TASK REQUIREMENTS:
Locate every line in the material below that has the word "隔离刀等元器件". Copy each of those lines.

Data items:
· · · · · · ·

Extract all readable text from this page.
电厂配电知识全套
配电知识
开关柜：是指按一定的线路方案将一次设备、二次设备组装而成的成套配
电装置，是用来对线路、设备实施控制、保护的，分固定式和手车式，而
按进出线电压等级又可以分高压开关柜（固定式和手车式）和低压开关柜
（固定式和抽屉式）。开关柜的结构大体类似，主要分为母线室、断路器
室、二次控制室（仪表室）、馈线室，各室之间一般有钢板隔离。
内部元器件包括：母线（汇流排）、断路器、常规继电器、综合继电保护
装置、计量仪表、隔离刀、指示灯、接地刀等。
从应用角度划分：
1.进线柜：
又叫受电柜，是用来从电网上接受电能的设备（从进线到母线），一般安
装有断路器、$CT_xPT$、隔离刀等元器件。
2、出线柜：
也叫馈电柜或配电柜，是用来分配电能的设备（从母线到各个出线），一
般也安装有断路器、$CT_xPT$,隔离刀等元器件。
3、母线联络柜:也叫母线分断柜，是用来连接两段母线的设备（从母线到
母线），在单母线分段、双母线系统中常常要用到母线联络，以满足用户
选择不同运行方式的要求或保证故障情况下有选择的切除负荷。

· · · · · · ·

RIGHT ANSWER:
装有断路器、$CT_xPT$、隔离刀等元器件。
般也安装有断路器、$CT_xPT$,隔离刀等元器件。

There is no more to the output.